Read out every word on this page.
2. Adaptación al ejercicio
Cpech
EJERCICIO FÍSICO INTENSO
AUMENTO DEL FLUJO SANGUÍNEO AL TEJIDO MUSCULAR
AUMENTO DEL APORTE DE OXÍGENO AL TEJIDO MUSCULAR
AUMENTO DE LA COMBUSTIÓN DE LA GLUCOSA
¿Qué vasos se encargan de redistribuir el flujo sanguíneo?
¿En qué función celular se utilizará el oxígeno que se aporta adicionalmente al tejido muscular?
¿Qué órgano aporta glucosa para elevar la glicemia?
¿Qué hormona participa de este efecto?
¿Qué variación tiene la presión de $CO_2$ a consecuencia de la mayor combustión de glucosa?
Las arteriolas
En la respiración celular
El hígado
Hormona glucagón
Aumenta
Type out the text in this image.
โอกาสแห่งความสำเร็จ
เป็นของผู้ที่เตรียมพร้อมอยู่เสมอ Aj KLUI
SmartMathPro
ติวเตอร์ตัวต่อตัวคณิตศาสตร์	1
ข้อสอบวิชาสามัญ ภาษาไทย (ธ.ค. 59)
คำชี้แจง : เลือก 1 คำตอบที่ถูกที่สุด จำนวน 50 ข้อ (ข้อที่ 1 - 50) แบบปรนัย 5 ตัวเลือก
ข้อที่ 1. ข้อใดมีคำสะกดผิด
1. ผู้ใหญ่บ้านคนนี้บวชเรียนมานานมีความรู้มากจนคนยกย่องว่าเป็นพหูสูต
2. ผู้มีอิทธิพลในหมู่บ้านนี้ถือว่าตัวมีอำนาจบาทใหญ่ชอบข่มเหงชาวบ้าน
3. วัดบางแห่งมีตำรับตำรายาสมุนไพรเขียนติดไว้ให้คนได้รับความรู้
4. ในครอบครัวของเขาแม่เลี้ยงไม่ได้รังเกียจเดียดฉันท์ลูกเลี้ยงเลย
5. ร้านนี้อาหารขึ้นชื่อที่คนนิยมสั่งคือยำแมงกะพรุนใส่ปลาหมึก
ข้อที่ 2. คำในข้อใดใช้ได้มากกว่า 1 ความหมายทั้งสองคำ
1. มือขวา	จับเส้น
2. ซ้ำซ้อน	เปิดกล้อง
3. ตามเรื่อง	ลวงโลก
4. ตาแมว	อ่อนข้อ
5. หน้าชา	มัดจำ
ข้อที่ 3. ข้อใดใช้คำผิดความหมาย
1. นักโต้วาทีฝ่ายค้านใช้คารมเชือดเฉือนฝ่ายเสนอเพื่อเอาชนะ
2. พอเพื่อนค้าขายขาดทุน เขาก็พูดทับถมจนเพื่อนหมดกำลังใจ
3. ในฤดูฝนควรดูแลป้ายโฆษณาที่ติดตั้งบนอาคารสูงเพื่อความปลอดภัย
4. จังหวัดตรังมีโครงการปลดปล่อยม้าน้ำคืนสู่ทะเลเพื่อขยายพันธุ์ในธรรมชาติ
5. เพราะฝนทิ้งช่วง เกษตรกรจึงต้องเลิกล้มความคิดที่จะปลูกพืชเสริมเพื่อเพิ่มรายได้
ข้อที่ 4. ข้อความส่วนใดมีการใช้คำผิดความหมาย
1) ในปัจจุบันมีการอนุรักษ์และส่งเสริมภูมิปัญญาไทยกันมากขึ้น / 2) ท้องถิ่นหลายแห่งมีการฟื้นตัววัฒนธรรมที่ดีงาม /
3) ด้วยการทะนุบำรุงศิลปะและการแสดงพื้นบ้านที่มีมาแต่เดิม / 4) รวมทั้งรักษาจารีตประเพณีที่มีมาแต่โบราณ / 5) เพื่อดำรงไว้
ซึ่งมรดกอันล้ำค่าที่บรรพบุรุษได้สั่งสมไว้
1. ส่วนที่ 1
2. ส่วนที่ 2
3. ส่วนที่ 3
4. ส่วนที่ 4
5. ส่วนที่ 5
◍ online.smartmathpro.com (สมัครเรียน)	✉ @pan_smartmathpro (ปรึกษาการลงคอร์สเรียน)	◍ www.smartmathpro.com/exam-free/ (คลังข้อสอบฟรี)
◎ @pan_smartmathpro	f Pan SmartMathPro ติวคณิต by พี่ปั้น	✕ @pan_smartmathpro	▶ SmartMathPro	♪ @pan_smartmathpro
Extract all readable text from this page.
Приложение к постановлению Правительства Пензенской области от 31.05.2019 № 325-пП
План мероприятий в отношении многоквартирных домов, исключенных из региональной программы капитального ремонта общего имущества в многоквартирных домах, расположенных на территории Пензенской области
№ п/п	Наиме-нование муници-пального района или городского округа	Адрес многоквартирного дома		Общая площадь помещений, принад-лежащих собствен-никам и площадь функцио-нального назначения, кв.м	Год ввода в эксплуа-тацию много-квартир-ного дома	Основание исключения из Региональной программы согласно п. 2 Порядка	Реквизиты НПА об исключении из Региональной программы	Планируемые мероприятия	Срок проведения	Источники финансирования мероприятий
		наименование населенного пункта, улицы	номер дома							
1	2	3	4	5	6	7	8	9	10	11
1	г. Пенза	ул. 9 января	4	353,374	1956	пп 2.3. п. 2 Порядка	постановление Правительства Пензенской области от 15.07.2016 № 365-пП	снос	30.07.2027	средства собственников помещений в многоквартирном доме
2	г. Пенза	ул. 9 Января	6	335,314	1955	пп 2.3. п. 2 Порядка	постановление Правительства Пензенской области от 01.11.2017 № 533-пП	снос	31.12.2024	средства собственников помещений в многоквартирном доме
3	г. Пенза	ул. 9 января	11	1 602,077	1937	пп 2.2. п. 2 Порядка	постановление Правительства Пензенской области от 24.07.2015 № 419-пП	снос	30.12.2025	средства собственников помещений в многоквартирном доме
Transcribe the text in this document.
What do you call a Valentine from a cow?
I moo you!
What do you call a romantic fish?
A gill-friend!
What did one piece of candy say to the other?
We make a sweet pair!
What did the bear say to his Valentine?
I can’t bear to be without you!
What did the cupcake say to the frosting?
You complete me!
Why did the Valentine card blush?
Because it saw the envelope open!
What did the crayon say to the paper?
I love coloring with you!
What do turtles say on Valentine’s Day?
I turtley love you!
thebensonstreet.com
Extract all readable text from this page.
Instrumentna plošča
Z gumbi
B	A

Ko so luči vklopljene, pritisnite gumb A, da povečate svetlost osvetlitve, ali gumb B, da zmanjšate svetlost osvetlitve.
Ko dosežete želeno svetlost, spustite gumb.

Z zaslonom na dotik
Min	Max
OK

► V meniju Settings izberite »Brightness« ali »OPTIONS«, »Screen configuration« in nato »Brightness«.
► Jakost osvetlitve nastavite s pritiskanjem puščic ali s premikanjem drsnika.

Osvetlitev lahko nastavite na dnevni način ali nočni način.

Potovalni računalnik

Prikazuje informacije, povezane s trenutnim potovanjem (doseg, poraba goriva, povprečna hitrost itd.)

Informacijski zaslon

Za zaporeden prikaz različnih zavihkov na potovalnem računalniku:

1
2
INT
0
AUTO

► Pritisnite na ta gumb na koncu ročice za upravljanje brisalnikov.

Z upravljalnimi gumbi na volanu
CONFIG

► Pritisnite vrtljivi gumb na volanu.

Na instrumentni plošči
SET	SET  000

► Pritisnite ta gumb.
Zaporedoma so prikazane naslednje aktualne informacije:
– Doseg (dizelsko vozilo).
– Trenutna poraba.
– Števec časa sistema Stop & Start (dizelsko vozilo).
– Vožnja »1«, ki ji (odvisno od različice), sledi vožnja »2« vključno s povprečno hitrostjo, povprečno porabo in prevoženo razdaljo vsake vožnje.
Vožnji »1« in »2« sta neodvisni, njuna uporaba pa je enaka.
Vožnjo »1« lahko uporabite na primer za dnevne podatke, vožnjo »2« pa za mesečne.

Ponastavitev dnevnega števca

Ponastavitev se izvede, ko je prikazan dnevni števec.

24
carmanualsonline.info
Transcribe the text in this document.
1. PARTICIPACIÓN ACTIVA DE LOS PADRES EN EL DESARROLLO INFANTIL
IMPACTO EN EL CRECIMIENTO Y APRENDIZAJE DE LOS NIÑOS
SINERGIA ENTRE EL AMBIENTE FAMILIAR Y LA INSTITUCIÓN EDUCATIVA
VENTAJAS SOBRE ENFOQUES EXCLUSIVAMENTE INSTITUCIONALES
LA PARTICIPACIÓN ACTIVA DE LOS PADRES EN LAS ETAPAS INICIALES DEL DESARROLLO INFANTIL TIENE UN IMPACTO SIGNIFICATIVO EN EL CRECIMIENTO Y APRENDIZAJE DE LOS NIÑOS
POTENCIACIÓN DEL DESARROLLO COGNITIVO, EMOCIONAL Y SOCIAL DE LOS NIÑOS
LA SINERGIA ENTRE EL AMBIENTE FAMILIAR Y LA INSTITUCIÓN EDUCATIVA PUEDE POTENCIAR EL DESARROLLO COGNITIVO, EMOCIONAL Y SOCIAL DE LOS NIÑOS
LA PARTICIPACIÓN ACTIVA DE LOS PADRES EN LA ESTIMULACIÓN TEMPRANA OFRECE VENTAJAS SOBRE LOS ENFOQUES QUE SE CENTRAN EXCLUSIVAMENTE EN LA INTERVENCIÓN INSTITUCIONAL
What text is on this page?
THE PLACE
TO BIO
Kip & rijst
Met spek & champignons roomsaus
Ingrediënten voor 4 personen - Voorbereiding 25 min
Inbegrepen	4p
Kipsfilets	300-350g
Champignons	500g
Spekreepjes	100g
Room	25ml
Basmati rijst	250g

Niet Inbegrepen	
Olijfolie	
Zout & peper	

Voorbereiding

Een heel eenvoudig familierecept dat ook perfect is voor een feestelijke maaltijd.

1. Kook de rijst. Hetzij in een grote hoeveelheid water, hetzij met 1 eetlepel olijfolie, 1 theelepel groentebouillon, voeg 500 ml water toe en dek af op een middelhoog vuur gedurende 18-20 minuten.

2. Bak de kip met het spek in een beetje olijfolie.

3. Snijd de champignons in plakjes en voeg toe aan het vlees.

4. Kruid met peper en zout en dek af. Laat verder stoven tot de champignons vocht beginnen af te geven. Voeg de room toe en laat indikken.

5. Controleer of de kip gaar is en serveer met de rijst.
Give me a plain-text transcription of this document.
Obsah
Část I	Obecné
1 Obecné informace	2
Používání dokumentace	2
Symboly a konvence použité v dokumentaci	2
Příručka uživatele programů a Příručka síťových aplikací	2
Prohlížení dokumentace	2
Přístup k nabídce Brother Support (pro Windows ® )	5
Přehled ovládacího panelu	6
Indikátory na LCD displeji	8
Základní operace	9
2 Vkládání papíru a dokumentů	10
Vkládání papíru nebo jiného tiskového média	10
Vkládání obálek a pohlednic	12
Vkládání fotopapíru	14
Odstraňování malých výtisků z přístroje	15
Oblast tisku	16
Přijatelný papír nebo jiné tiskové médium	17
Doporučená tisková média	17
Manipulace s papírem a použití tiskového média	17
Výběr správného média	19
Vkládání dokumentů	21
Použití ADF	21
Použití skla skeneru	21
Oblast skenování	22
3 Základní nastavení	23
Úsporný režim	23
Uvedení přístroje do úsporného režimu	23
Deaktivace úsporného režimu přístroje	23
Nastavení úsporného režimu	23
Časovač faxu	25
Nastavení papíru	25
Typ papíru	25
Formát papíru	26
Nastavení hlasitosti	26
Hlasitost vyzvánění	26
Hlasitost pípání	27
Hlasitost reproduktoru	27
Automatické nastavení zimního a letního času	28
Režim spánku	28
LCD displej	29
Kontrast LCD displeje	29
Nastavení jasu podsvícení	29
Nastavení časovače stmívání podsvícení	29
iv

══════════

**Goal of the exercise**
Produce an exact copy of the lines from the one containing "Give me a plain-text" through the last line, and of nothing else.

**Exercise output**
Give me a plain-text transcription of this document.
Obsah
Část I	Obecné
1 Obecné informace	2
Používání dokumentace	2
Symboly a konvence použité v dokumentaci	2
Příručka uživatele programů a Příručka síťových aplikací	2
Prohlížení dokumentace	2
Přístup k nabídce Brother Support (pro Windows ® )	5
Přehled ovládacího panelu	6
Indikátory na LCD displeji	8
Základní operace	9
2 Vkládání papíru a dokumentů	10
Vkládání papíru nebo jiného tiskového média	10
Vkládání obálek a pohlednic	12
Vkládání fotopapíru	14
Odstraňování malých výtisků z přístroje	15
Oblast tisku	16
Přijatelný papír nebo jiné tiskové médium	17
Doporučená tisková média	17
Manipulace s papírem a použití tiskového média	17
Výběr správného média	19
Vkládání dokumentů	21
Použití ADF	21
Použití skla skeneru	21
Oblast skenování	22
3 Základní nastavení	23
Úsporný režim	23
Uvedení přístroje do úsporného režimu	23
Deaktivace úsporného režimu přístroje	23
Nastavení úsporného režimu	23
Časovač faxu	25
Nastavení papíru	25
Typ papíru	25
Formát papíru	26
Nastavení hlasitosti	26
Hlasitost vyzvánění	26
Hlasitost pípání	27
Hlasitost reproduktoru	27
Automatické nastavení zimního a letního času	28
Režim spánku	28
LCD displej	29
Kontrast LCD displeje	29
Nastavení jasu podsvícení	29
Nastavení časovače stmívání podsvícení	29
iv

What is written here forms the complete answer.